**Work to do**
Take every line from the listing below that includes "tengely" and copy it.

**Raw data**
[Begin]
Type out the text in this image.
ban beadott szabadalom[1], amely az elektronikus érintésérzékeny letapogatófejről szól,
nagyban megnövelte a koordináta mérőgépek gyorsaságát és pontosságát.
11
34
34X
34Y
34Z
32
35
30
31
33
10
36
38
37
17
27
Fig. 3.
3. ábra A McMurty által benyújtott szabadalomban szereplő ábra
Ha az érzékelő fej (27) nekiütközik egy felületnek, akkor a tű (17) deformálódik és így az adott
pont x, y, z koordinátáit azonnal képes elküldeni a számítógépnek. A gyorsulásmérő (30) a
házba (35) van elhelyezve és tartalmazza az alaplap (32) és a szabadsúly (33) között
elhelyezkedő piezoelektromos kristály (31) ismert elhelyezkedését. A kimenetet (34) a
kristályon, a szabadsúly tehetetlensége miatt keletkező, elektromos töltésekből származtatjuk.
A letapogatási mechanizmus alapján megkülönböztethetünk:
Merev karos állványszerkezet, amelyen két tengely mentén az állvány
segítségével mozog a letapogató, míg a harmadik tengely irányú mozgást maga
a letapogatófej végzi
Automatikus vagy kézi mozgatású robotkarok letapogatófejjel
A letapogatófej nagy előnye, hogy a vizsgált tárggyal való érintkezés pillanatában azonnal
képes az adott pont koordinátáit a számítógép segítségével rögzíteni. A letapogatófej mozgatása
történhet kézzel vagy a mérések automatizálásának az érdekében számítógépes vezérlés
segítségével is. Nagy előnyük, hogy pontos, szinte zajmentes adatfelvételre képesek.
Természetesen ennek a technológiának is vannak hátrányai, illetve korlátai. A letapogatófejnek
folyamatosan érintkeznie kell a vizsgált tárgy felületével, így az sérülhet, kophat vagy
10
[End]
[Begin]
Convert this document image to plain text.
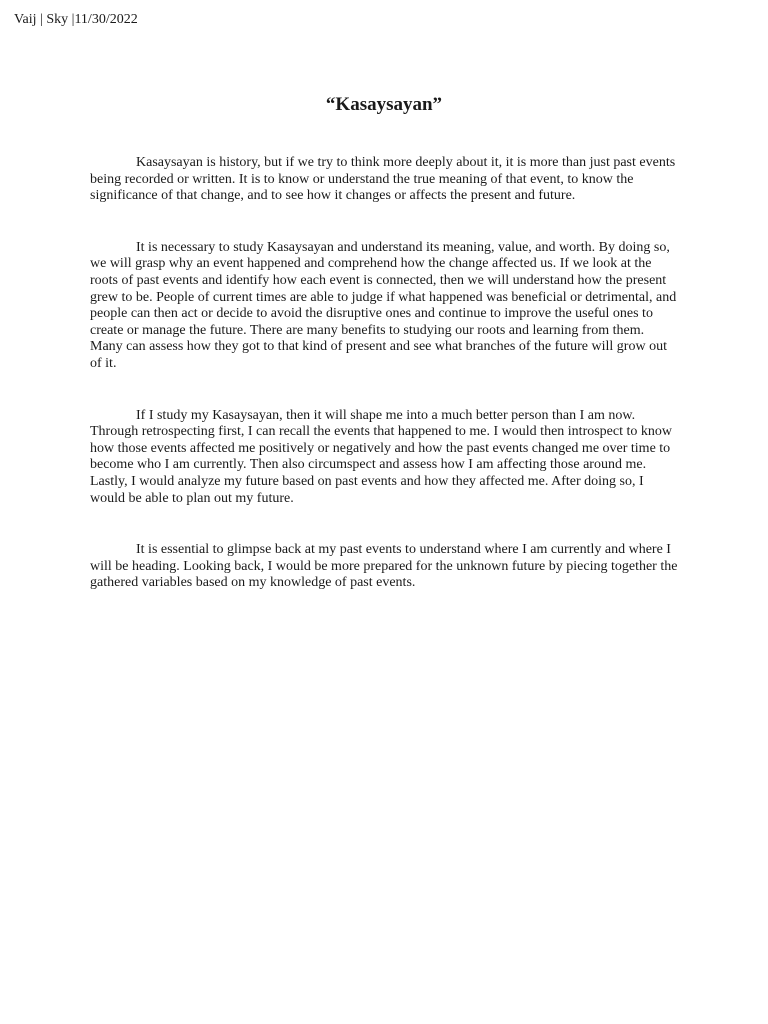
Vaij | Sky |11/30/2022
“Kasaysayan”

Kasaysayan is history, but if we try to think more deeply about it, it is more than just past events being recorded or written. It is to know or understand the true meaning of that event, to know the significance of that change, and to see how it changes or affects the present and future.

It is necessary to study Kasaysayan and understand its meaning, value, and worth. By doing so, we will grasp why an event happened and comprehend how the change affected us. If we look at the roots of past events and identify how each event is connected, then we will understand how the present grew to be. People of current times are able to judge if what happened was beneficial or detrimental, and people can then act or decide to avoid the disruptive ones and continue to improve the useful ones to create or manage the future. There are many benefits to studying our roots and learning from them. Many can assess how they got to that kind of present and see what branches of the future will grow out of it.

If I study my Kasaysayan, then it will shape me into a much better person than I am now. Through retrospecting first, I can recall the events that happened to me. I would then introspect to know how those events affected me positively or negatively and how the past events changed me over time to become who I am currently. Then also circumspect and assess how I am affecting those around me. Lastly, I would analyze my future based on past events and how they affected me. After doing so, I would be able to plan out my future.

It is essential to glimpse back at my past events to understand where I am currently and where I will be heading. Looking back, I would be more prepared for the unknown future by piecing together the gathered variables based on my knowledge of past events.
[End]
**Answer for this exercise**
Merev karos állványszerkezet, amelyen két tengely mentén az állvány
segítségével mozog a letapogató, míg a harmadik tengely irányú mozgást maga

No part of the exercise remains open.